Stated problem: Identify all lines below that hold "Crash" and collect them.

====== Provided records ======

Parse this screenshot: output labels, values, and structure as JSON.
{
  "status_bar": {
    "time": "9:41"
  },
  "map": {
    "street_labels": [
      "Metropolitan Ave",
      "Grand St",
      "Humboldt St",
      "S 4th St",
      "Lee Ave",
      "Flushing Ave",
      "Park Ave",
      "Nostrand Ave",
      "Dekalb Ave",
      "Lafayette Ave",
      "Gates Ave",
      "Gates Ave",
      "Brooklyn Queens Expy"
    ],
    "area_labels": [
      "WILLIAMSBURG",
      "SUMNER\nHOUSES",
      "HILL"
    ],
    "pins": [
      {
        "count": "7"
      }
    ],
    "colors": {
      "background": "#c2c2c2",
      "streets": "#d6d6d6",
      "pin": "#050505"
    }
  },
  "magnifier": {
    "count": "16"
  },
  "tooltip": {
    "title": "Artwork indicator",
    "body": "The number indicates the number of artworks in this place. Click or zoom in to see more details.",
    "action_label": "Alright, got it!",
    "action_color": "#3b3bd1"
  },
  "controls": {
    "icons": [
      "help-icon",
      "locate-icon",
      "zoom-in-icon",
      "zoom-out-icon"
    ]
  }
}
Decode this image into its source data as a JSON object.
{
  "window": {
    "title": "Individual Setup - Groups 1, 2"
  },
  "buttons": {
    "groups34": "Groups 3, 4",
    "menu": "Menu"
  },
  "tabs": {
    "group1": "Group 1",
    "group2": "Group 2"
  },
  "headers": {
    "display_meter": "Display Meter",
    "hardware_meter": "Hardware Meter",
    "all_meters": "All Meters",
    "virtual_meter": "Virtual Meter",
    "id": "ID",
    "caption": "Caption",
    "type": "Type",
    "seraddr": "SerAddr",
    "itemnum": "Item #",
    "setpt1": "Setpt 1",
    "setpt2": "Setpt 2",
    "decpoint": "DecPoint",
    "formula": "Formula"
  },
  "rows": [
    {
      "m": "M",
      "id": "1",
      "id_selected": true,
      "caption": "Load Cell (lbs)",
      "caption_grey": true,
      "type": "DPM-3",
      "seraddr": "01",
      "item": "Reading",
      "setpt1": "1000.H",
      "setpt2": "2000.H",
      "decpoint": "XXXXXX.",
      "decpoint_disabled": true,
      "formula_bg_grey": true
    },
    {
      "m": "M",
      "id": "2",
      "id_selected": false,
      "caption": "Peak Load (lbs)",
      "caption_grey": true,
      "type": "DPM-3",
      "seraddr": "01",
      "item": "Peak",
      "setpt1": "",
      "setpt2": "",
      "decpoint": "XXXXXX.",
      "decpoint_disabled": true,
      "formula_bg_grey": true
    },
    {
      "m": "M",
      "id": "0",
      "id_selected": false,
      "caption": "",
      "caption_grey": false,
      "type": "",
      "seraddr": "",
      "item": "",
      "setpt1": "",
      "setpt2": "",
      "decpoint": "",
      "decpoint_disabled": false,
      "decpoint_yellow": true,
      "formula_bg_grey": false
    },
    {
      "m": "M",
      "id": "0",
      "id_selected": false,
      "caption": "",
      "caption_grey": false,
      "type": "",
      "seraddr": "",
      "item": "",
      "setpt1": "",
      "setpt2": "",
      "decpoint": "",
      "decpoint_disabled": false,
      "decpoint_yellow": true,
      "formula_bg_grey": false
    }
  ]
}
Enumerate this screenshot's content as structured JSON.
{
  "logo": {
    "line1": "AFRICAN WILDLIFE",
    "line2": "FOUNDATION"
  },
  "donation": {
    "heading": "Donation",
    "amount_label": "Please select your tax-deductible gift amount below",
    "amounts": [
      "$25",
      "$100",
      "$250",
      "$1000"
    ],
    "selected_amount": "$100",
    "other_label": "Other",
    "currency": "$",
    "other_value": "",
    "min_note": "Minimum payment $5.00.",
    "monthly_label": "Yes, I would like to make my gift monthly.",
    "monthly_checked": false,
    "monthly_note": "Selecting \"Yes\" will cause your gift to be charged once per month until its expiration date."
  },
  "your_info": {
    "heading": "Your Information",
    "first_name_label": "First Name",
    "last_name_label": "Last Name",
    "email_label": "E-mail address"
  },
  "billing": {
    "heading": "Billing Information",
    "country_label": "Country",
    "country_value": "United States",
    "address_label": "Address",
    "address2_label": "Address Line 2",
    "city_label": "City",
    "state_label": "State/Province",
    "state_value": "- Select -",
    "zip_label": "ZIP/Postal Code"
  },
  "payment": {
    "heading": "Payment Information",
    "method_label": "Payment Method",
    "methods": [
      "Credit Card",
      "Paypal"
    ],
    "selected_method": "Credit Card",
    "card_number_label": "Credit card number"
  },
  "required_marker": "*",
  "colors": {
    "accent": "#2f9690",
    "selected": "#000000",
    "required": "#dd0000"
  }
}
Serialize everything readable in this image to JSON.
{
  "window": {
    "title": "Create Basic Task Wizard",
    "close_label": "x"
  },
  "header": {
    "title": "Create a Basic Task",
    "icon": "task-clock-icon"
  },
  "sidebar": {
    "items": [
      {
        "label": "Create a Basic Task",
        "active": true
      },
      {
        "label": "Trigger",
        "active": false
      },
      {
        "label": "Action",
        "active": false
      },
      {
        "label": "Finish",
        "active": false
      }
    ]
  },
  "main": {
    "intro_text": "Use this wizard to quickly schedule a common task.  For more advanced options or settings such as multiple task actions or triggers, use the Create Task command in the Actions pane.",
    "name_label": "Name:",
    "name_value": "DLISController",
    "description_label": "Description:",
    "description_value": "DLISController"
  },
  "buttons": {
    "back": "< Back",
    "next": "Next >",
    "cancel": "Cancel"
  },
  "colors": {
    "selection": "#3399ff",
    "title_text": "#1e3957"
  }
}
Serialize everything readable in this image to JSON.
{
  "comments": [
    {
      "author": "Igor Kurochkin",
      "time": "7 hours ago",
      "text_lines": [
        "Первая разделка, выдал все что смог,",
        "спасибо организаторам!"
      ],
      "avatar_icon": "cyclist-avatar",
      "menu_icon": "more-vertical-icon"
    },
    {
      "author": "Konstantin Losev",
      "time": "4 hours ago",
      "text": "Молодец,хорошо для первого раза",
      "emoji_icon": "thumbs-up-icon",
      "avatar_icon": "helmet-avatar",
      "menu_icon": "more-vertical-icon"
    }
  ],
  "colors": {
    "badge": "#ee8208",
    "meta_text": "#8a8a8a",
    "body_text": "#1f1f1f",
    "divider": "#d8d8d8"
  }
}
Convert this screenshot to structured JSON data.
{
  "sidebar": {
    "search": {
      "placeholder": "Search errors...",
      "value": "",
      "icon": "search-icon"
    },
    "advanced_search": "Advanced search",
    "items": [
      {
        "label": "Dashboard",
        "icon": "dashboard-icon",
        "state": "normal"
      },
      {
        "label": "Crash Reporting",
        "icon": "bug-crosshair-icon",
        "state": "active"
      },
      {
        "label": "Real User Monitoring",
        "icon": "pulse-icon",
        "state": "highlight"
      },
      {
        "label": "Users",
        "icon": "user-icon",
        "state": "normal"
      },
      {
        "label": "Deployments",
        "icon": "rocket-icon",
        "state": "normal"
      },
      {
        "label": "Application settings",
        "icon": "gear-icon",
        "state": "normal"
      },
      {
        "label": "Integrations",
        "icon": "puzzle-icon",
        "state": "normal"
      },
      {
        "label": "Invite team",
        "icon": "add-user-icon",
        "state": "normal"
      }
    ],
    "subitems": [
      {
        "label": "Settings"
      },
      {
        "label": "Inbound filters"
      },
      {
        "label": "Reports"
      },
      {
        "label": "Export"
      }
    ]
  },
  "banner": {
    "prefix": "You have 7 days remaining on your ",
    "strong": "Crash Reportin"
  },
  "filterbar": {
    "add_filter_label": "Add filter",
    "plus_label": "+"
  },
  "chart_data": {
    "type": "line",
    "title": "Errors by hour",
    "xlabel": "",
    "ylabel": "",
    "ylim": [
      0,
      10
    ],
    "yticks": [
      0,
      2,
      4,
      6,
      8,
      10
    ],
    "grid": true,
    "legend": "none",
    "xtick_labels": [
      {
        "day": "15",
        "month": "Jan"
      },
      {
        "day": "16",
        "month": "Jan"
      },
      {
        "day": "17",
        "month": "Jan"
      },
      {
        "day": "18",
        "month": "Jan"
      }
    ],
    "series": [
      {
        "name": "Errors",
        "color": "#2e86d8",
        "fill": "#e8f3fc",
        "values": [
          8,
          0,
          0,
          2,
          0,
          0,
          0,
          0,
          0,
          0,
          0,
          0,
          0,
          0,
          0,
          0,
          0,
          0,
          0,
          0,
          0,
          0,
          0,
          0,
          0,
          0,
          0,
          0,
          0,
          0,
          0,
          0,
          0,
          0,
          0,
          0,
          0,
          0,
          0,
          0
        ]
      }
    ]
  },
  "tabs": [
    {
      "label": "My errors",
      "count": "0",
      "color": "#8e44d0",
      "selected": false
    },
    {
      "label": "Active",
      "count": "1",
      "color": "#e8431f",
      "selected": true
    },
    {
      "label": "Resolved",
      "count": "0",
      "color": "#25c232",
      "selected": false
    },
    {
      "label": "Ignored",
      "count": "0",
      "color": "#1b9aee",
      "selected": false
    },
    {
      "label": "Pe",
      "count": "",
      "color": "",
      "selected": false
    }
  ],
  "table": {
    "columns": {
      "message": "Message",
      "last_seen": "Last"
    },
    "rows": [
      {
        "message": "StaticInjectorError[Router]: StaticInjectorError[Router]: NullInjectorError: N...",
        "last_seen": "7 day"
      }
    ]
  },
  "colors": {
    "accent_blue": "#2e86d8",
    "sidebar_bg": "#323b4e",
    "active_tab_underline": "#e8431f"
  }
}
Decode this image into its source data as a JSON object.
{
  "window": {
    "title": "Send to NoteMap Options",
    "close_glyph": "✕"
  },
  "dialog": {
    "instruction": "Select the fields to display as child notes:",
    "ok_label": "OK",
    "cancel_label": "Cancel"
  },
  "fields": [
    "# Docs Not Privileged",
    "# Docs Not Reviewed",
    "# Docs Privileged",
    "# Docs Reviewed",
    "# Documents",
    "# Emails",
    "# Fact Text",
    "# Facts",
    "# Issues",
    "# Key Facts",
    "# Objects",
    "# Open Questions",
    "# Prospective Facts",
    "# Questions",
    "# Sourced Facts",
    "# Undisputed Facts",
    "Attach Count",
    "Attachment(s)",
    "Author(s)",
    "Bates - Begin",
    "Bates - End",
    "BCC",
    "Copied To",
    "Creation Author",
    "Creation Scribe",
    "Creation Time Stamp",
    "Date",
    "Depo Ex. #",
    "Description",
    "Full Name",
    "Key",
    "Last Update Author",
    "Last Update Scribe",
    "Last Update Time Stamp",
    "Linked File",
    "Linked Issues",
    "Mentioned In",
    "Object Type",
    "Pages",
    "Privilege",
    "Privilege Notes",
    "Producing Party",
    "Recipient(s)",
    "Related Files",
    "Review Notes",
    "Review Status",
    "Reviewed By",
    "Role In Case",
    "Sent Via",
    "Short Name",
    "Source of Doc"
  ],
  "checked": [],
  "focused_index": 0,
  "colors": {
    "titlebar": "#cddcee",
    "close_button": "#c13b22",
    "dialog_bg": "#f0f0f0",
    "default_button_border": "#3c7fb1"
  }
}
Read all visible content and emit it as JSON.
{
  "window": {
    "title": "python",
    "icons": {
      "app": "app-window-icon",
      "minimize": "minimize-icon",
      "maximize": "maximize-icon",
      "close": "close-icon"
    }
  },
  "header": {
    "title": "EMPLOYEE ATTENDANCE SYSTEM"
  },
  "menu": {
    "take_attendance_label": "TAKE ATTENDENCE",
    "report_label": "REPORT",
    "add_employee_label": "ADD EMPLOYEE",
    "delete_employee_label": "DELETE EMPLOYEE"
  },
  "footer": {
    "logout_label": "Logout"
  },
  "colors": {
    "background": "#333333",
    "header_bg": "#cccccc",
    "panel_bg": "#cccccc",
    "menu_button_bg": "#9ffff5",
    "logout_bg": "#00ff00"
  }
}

======

Answer in full:
        "label": "Crash Reporting",
    "strong": "Crash Reportin"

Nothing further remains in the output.